### What to produce
Transcribe the whole listing below without changing a word, but leave out every image.

[begin Source data]

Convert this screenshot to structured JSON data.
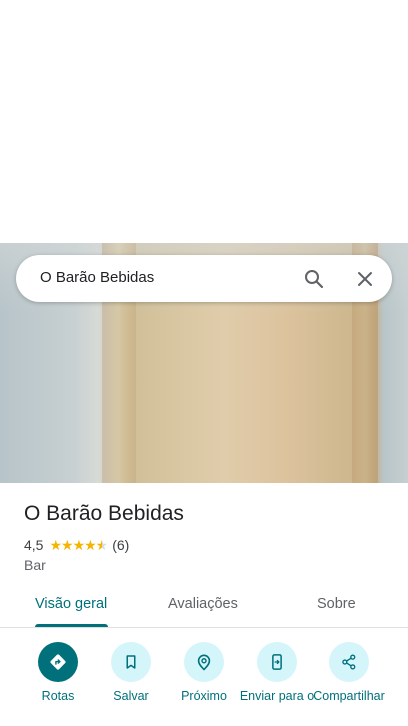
{
  "search": {
    "query": "O Barão Bebidas"
  },
  "place": {
    "name": "O Barão Bebidas",
    "rating": "4,5",
    "stars": 4.5,
    "review_count": "(6)",
    "category": "Bar"
  },
  "tabs": [
    {
      "label": "Visão geral",
      "active": true
    },
    {
      "label": "Avaliações",
      "active": false
    },
    {
      "label": "Sobre",
      "active": false
    }
  ],
  "actions": [
    {
      "label": "Rotas",
      "icon": "directions-icon"
    },
    {
      "label": "Salvar",
      "icon": "bookmark-icon"
    },
    {
      "label": "Próximo",
      "icon": "nearby-icon"
    },
    {
      "label": "Enviar para o",
      "icon": "send-to-phone-icon"
    },
    {
      "label": "Compartilhar",
      "icon": "share-icon"
    }
  ],
  "colors": {
    "accent": "#00707a",
    "chip_bg": "#d4f5fa",
    "star": "#f5b400"
  }
}
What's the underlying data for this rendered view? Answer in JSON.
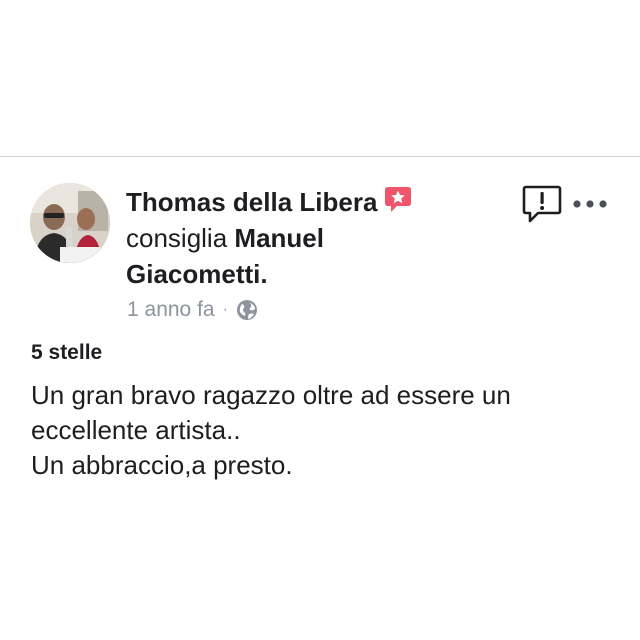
{
  "post": {
    "author": "Thomas della Libera",
    "action": "consiglia",
    "page_name": "Manuel Giacometti.",
    "time": "1 anno fa",
    "separator": "·",
    "audience_icon": "globe-icon",
    "badge_icon": "recommendation-star-icon",
    "report_icon": "report-speech-bubble-icon",
    "more_icon": "more-dots-icon"
  },
  "review": {
    "rating": "5 stelle",
    "lines": [
      "Un gran bravo ragazzo oltre ad essere un",
      "eccellente artista..",
      "Un abbraccio,a presto."
    ]
  },
  "colors": {
    "text": "#1c1e21",
    "meta": "#8d949e",
    "badge": "#f0566b",
    "divider": "#cfd2d6"
  }
}
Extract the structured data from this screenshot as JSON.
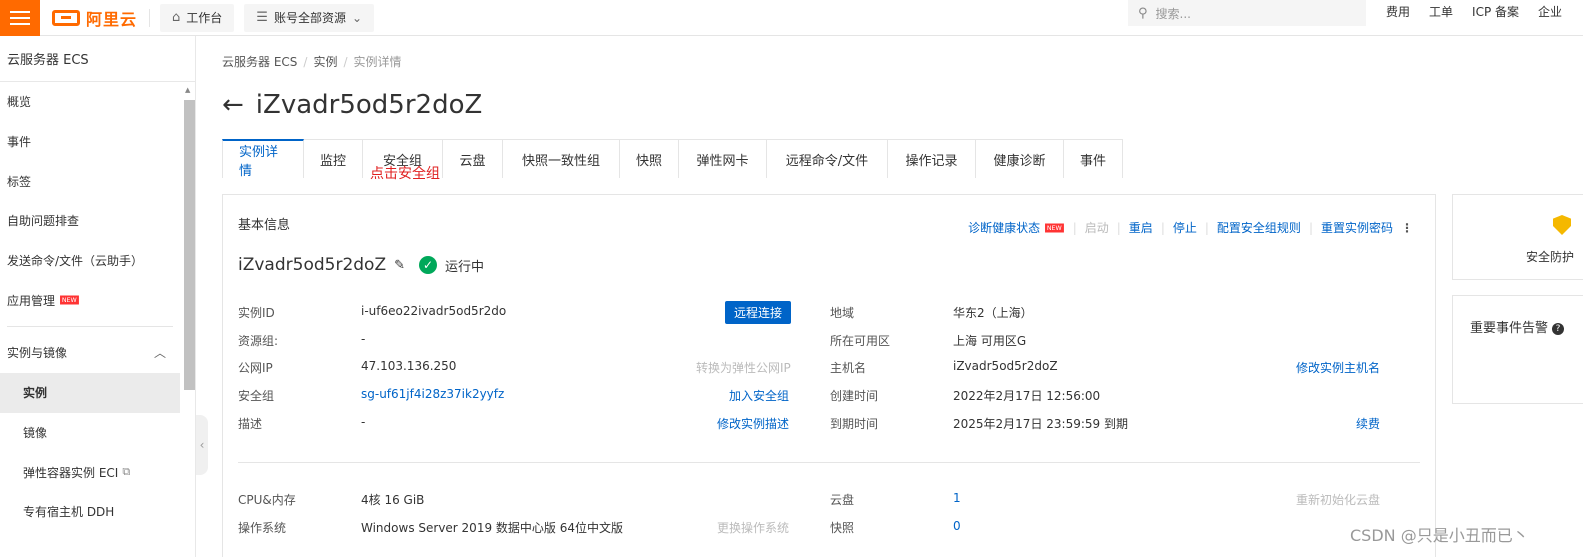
{
  "topbar": {
    "logo_text": "阿里云",
    "workbench": "工作台",
    "resource_scope": "账号全部资源",
    "search_placeholder": "搜索...",
    "links": [
      "费用",
      "工单",
      "ICP 备案",
      "企业"
    ]
  },
  "sidebar": {
    "title": "云服务器 ECS",
    "items": [
      {
        "label": "概览"
      },
      {
        "label": "事件"
      },
      {
        "label": "标签"
      },
      {
        "label": "自助问题排查"
      },
      {
        "label": "发送命令/文件（云助手）"
      },
      {
        "label": "应用管理",
        "badge": "NEW"
      }
    ],
    "group": "实例与镜像",
    "sub_items": [
      {
        "label": "实例",
        "active": true
      },
      {
        "label": "镜像"
      },
      {
        "label": "弹性容器实例 ECI"
      },
      {
        "label": "专有宿主机 DDH"
      }
    ]
  },
  "breadcrumb": [
    "云服务器 ECS",
    "实例",
    "实例详情"
  ],
  "page_title": "iZvadr5od5r2doZ",
  "tabs": [
    "实例详情",
    "监控",
    "安全组",
    "云盘",
    "快照一致性组",
    "快照",
    "弹性网卡",
    "远程命令/文件",
    "操作记录",
    "健康诊断",
    "事件"
  ],
  "annotation": "点击安全组",
  "basic_info": {
    "title": "基本信息",
    "actions": {
      "diagnose": "诊断健康状态",
      "diagnose_badge": "NEW",
      "start": "启动",
      "restart": "重启",
      "stop": "停止",
      "config_sg": "配置安全组规则",
      "reset_pwd": "重置实例密码"
    },
    "instance_name": "iZvadr5od5r2doZ",
    "status": "运行中",
    "remote_connect": "远程连接",
    "left": {
      "instance_id_label": "实例ID",
      "instance_id": "i-uf6eo22ivadr5od5r2do",
      "resource_group_label": "资源组:",
      "resource_group": "-",
      "public_ip_label": "公网IP",
      "public_ip": "47.103.136.250",
      "public_ip_action": "转换为弹性公网IP",
      "sg_label": "安全组",
      "sg": "sg-uf61jf4i28z37ik2yyfz",
      "sg_action": "加入安全组",
      "desc_label": "描述",
      "desc": "-",
      "desc_action": "修改实例描述"
    },
    "right": {
      "region_label": "地域",
      "region": "华东2（上海）",
      "zone_label": "所在可用区",
      "zone": "上海 可用区G",
      "host_label": "主机名",
      "host": "iZvadr5od5r2doZ",
      "host_action": "修改实例主机名",
      "created_label": "创建时间",
      "created": "2022年2月17日 12:56:00",
      "expire_label": "到期时间",
      "expire": "2025年2月17日 23:59:59 到期",
      "expire_action": "续费"
    },
    "specs": {
      "cpu_label": "CPU&内存",
      "cpu": "4核 16 GiB",
      "os_label": "操作系统",
      "os": "Windows Server 2019 数据中心版 64位中文版",
      "os_action": "更换操作系统",
      "disk_label": "云盘",
      "disk": "1",
      "disk_action": "重新初始化云盘",
      "snapshot_label": "快照",
      "snapshot": "0"
    }
  },
  "right_panel": {
    "security_label": "安全防护",
    "events_label": "重要事件告警"
  },
  "watermark": "CSDN @只是小丑而已丶"
}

[end Source data]

### Correct response
Convert this screenshot to structured JSON data.
{
  "search": {
    "query": "O Barão Bebidas"
  },
  "place": {
    "name": "O Barão Bebidas",
    "rating": "4,5",
    "stars": 4.5,
    "review_count": "(6)",
    "category": "Bar"
  },
  "tabs": [
    {
      "label": "Visão geral",
      "active": true
    },
    {
      "label": "Avaliações",
      "active": false
    },
    {
      "label": "Sobre",
      "active": false
    }
  ],
  "actions": [
    {
      "label": "Rotas",
      "icon": "directions-icon"
    },
    {
      "label": "Salvar",
      "icon": "bookmark-icon"
    },
    {
      "label": "Próximo",
      "icon": "nearby-icon"
    },
    {
      "label": "Enviar para o",
      "icon": "send-to-phone-icon"
    },
    {
      "label": "Compartilhar",
      "icon": "share-icon"
    }
  ],
  "colors": {
    "accent": "#00707a",
    "chip_bg": "#d4f5fa",
    "star": "#f5b400"
  }
}
What's the underlying data for this rendered view? Answer in JSON.
{
  "post": {
    "author": "Thomas della Libera",
    "action": "consiglia",
    "page_name": "Manuel Giacometti.",
    "time": "1 anno fa",
    "separator": "·",
    "audience_icon": "globe-icon",
    "badge_icon": "recommendation-star-icon",
    "report_icon": "report-speech-bubble-icon",
    "more_icon": "more-dots-icon"
  },
  "review": {
    "rating": "5 stelle",
    "lines": [
      "Un gran bravo ragazzo oltre ad essere un",
      "eccellente artista..",
      "Un abbraccio,a presto."
    ]
  },
  "colors": {
    "text": "#1c1e21",
    "meta": "#8d949e",
    "badge": "#f0566b",
    "divider": "#cfd2d6"
  }
}
Extract the structured data from this screenshot as JSON.
{
  "topbar": {
    "logo_text": "阿里云",
    "workbench": "工作台",
    "resource_scope": "账号全部资源",
    "search_placeholder": "搜索...",
    "links": [
      "费用",
      "工单",
      "ICP 备案",
      "企业"
    ]
  },
  "sidebar": {
    "title": "云服务器 ECS",
    "items": [
      {
        "label": "概览"
      },
      {
        "label": "事件"
      },
      {
        "label": "标签"
      },
      {
        "label": "自助问题排查"
      },
      {
        "label": "发送命令/文件（云助手）"
      },
      {
        "label": "应用管理",
        "badge": "NEW"
      }
    ],
    "group": "实例与镜像",
    "sub_items": [
      {
        "label": "实例",
        "active": true
      },
      {
        "label": "镜像"
      },
      {
        "label": "弹性容器实例 ECI"
      },
      {
        "label": "专有宿主机 DDH"
      }
    ]
  },
  "breadcrumb": [
    "云服务器 ECS",
    "实例",
    "实例详情"
  ],
  "page_title": "iZvadr5od5r2doZ",
  "tabs": [
    "实例详情",
    "监控",
    "安全组",
    "云盘",
    "快照一致性组",
    "快照",
    "弹性网卡",
    "远程命令/文件",
    "操作记录",
    "健康诊断",
    "事件"
  ],
  "annotation": "点击安全组",
  "basic_info": {
    "title": "基本信息",
    "actions": {
      "diagnose": "诊断健康状态",
      "diagnose_badge": "NEW",
      "start": "启动",
      "restart": "重启",
      "stop": "停止",
      "config_sg": "配置安全组规则",
      "reset_pwd": "重置实例密码"
    },
    "instance_name": "iZvadr5od5r2doZ",
    "status": "运行中",
    "remote_connect": "远程连接",
    "left": {
      "instance_id_label": "实例ID",
      "instance_id": "i-uf6eo22ivadr5od5r2do",
      "resource_group_label": "资源组:",
      "resource_group": "-",
      "public_ip_label": "公网IP",
      "public_ip": "47.103.136.250",
      "public_ip_action": "转换为弹性公网IP",
      "sg_label": "安全组",
      "sg": "sg-uf61jf4i28z37ik2yyfz",
      "sg_action": "加入安全组",
      "desc_label": "描述",
      "desc": "-",
      "desc_action": "修改实例描述"
    },
    "right": {
      "region_label": "地域",
      "region": "华东2（上海）",
      "zone_label": "所在可用区",
      "zone": "上海 可用区G",
      "host_label": "主机名",
      "host": "iZvadr5od5r2doZ",
      "host_action": "修改实例主机名",
      "created_label": "创建时间",
      "created": "2022年2月17日 12:56:00",
      "expire_label": "到期时间",
      "expire": "2025年2月17日 23:59:59 到期",
      "expire_action": "续费"
    },
    "specs": {
      "cpu_label": "CPU&内存",
      "cpu": "4核 16 GiB",
      "os_label": "操作系统",
      "os": "Windows Server 2019 数据中心版 64位中文版",
      "os_action": "更换操作系统",
      "disk_label": "云盘",
      "disk": "1",
      "disk_action": "重新初始化云盘",
      "snapshot_label": "快照",
      "snapshot": "0"
    }
  },
  "right_panel": {
    "security_label": "安全防护",
    "events_label": "重要事件告警"
  },
  "watermark": "CSDN @只是小丑而已丶"
}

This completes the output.